> **The request**
Go through each line of the records below and count those with the word "name". Give only the count.

> **Dataset extract**
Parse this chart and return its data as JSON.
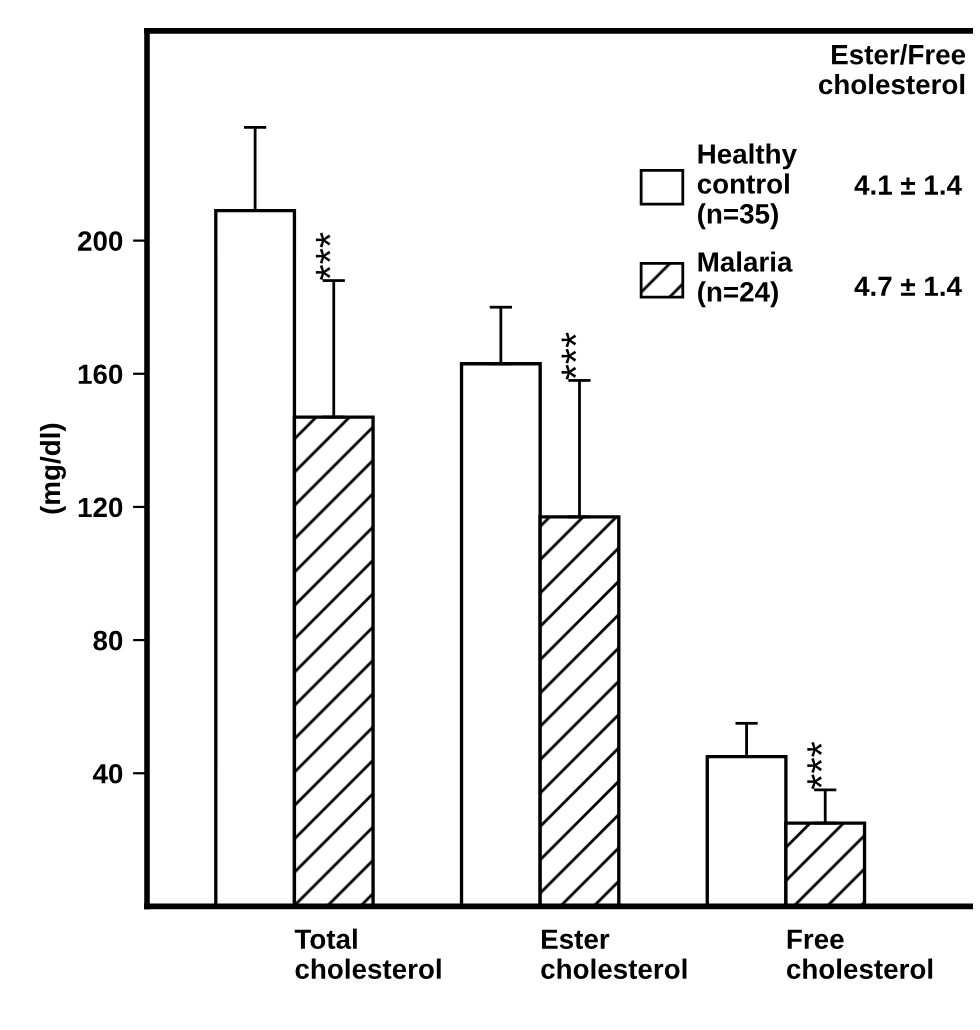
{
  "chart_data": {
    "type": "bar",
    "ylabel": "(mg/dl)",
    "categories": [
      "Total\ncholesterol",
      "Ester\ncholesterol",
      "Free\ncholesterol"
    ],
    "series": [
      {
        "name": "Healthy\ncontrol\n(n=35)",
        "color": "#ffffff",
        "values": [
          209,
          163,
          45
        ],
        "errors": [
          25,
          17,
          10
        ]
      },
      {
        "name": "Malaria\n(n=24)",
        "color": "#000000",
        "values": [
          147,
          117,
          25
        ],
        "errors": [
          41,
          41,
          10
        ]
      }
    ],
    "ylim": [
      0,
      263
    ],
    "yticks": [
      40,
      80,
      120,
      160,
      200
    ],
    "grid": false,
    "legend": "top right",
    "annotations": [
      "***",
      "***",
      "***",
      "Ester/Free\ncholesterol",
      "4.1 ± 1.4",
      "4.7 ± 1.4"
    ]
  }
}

> **Reply**
2